Begin Information given
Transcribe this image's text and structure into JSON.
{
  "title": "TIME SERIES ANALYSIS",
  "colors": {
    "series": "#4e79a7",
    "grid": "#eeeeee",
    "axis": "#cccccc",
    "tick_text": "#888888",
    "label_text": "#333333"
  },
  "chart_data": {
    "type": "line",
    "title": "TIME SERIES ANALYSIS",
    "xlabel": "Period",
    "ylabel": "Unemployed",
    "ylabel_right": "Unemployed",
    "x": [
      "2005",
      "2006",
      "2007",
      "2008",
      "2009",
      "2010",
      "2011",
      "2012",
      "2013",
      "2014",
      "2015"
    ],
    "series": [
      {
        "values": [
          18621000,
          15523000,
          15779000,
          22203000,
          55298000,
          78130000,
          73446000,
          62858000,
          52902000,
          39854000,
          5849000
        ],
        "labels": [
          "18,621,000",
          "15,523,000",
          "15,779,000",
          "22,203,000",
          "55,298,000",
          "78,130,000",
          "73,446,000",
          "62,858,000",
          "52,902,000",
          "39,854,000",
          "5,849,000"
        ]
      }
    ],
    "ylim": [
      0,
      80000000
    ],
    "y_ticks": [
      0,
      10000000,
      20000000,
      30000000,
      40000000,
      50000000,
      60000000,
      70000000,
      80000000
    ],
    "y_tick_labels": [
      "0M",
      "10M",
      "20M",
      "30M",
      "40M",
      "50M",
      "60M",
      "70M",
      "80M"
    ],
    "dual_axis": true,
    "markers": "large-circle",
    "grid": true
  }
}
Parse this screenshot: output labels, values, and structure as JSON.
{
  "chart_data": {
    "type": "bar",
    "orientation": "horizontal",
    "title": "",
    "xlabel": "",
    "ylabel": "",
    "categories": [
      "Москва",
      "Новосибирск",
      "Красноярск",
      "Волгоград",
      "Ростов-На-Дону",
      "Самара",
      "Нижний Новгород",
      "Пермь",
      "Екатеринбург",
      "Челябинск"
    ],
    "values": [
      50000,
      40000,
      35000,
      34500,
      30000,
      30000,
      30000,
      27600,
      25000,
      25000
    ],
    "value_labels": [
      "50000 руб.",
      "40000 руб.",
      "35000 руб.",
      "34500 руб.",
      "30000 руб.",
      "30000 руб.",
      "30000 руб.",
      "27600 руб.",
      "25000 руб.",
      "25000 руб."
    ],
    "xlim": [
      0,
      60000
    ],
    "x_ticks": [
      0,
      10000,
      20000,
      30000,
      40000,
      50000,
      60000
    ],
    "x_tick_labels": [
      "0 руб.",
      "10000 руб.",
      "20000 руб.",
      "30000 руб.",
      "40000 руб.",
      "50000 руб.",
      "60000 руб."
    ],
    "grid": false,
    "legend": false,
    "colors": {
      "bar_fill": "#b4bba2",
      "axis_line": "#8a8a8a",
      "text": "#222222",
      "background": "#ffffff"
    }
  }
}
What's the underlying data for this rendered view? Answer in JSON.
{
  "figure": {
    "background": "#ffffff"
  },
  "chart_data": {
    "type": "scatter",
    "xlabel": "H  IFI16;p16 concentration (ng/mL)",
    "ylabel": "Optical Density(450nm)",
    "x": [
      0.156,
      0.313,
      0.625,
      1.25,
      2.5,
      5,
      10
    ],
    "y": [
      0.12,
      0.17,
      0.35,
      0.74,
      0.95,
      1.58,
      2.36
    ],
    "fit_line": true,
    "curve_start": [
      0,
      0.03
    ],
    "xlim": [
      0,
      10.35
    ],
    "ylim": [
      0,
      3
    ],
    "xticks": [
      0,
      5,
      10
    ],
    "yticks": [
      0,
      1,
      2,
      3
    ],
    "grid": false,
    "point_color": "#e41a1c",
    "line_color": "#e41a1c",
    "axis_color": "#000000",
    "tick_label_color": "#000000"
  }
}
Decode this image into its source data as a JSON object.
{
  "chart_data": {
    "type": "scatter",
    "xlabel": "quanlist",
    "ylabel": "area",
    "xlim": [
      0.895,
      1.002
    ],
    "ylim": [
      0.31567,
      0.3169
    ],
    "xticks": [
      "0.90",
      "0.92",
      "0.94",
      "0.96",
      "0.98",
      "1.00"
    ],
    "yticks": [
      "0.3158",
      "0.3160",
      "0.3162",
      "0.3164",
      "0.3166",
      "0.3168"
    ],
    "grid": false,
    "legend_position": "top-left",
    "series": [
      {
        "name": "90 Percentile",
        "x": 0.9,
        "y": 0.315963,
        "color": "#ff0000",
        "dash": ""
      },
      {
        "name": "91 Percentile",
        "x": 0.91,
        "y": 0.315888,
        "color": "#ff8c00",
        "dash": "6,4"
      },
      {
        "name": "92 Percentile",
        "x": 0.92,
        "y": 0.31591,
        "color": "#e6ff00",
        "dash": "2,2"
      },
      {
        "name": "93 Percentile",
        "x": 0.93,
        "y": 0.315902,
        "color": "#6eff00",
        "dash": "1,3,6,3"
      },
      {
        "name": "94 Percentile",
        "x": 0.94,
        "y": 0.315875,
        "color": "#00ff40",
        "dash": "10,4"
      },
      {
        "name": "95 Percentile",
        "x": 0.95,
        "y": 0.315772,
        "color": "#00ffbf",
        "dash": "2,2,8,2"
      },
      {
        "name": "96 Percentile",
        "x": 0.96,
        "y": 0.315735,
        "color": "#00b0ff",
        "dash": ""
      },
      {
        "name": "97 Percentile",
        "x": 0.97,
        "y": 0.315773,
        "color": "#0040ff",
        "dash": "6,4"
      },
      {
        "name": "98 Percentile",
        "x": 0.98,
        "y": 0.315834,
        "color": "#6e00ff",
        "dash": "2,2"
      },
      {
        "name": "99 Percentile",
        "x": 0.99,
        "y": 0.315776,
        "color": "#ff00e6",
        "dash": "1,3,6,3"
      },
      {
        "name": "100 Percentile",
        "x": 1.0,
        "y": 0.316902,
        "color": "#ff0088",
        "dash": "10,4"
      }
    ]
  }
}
End Information given
Reproduce the data in its entirety, matching each character.

### Response to this exercise:
Transcribe this image's text and structure into JSON.
{
  "title": "TIME SERIES ANALYSIS",
  "colors": {
    "series": "#4e79a7",
    "grid": "#eeeeee",
    "axis": "#cccccc",
    "tick_text": "#888888",
    "label_text": "#333333"
  },
  "chart_data": {
    "type": "line",
    "title": "TIME SERIES ANALYSIS",
    "xlabel": "Period",
    "ylabel": "Unemployed",
    "ylabel_right": "Unemployed",
    "x": [
      "2005",
      "2006",
      "2007",
      "2008",
      "2009",
      "2010",
      "2011",
      "2012",
      "2013",
      "2014",
      "2015"
    ],
    "series": [
      {
        "values": [
          18621000,
          15523000,
          15779000,
          22203000,
          55298000,
          78130000,
          73446000,
          62858000,
          52902000,
          39854000,
          5849000
        ],
        "labels": [
          "18,621,000",
          "15,523,000",
          "15,779,000",
          "22,203,000",
          "55,298,000",
          "78,130,000",
          "73,446,000",
          "62,858,000",
          "52,902,000",
          "39,854,000",
          "5,849,000"
        ]
      }
    ],
    "ylim": [
      0,
      80000000
    ],
    "y_ticks": [
      0,
      10000000,
      20000000,
      30000000,
      40000000,
      50000000,
      60000000,
      70000000,
      80000000
    ],
    "y_tick_labels": [
      "0M",
      "10M",
      "20M",
      "30M",
      "40M",
      "50M",
      "60M",
      "70M",
      "80M"
    ],
    "dual_axis": true,
    "markers": "large-circle",
    "grid": true
  }
}
Parse this screenshot: output labels, values, and structure as JSON.
{
  "chart_data": {
    "type": "bar",
    "orientation": "horizontal",
    "title": "",
    "xlabel": "",
    "ylabel": "",
    "categories": [
      "Москва",
      "Новосибирск",
      "Красноярск",
      "Волгоград",
      "Ростов-На-Дону",
      "Самара",
      "Нижний Новгород",
      "Пермь",
      "Екатеринбург",
      "Челябинск"
    ],
    "values": [
      50000,
      40000,
      35000,
      34500,
      30000,
      30000,
      30000,
      27600,
      25000,
      25000
    ],
    "value_labels": [
      "50000 руб.",
      "40000 руб.",
      "35000 руб.",
      "34500 руб.",
      "30000 руб.",
      "30000 руб.",
      "30000 руб.",
      "27600 руб.",
      "25000 руб.",
      "25000 руб."
    ],
    "xlim": [
      0,
      60000
    ],
    "x_ticks": [
      0,
      10000,
      20000,
      30000,
      40000,
      50000,
      60000
    ],
    "x_tick_labels": [
      "0 руб.",
      "10000 руб.",
      "20000 руб.",
      "30000 руб.",
      "40000 руб.",
      "50000 руб.",
      "60000 руб."
    ],
    "grid": false,
    "legend": false,
    "colors": {
      "bar_fill": "#b4bba2",
      "axis_line": "#8a8a8a",
      "text": "#222222",
      "background": "#ffffff"
    }
  }
}
What's the underlying data for this rendered view? Answer in JSON.
{
  "figure": {
    "background": "#ffffff"
  },
  "chart_data": {
    "type": "scatter",
    "xlabel": "H  IFI16;p16 concentration (ng/mL)",
    "ylabel": "Optical Density(450nm)",
    "x": [
      0.156,
      0.313,
      0.625,
      1.25,
      2.5,
      5,
      10
    ],
    "y": [
      0.12,
      0.17,
      0.35,
      0.74,
      0.95,
      1.58,
      2.36
    ],
    "fit_line": true,
    "curve_start": [
      0,
      0.03
    ],
    "xlim": [
      0,
      10.35
    ],
    "ylim": [
      0,
      3
    ],
    "xticks": [
      0,
      5,
      10
    ],
    "yticks": [
      0,
      1,
      2,
      3
    ],
    "grid": false,
    "point_color": "#e41a1c",
    "line_color": "#e41a1c",
    "axis_color": "#000000",
    "tick_label_color": "#000000"
  }
}
Decode this image into its source data as a JSON object.
{
  "chart_data": {
    "type": "scatter",
    "xlabel": "quanlist",
    "ylabel": "area",
    "xlim": [
      0.895,
      1.002
    ],
    "ylim": [
      0.31567,
      0.3169
    ],
    "xticks": [
      "0.90",
      "0.92",
      "0.94",
      "0.96",
      "0.98",
      "1.00"
    ],
    "yticks": [
      "0.3158",
      "0.3160",
      "0.3162",
      "0.3164",
      "0.3166",
      "0.3168"
    ],
    "grid": false,
    "legend_position": "top-left",
    "series": [
      {
        "name": "90 Percentile",
        "x": 0.9,
        "y": 0.315963,
        "color": "#ff0000",
        "dash": ""
      },
      {
        "name": "91 Percentile",
        "x": 0.91,
        "y": 0.315888,
        "color": "#ff8c00",
        "dash": "6,4"
      },
      {
        "name": "92 Percentile",
        "x": 0.92,
        "y": 0.31591,
        "color": "#e6ff00",
        "dash": "2,2"
      },
      {
        "name": "93 Percentile",
        "x": 0.93,
        "y": 0.315902,
        "color": "#6eff00",
        "dash": "1,3,6,3"
      },
      {
        "name": "94 Percentile",
        "x": 0.94,
        "y": 0.315875,
        "color": "#00ff40",
        "dash": "10,4"
      },
      {
        "name": "95 Percentile",
        "x": 0.95,
        "y": 0.315772,
        "color": "#00ffbf",
        "dash": "2,2,8,2"
      },
      {
        "name": "96 Percentile",
        "x": 0.96,
        "y": 0.315735,
        "color": "#00b0ff",
        "dash": ""
      },
      {
        "name": "97 Percentile",
        "x": 0.97,
        "y": 0.315773,
        "color": "#0040ff",
        "dash": "6,4"
      },
      {
        "name": "98 Percentile",
        "x": 0.98,
        "y": 0.315834,
        "color": "#6e00ff",
        "dash": "2,2"
      },
      {
        "name": "99 Percentile",
        "x": 0.99,
        "y": 0.315776,
        "color": "#ff00e6",
        "dash": "1,3,6,3"
      },
      {
        "name": "100 Percentile",
        "x": 1.0,
        "y": 0.316902,
        "color": "#ff0088",
        "dash": "10,4"
      }
    ]
  }
}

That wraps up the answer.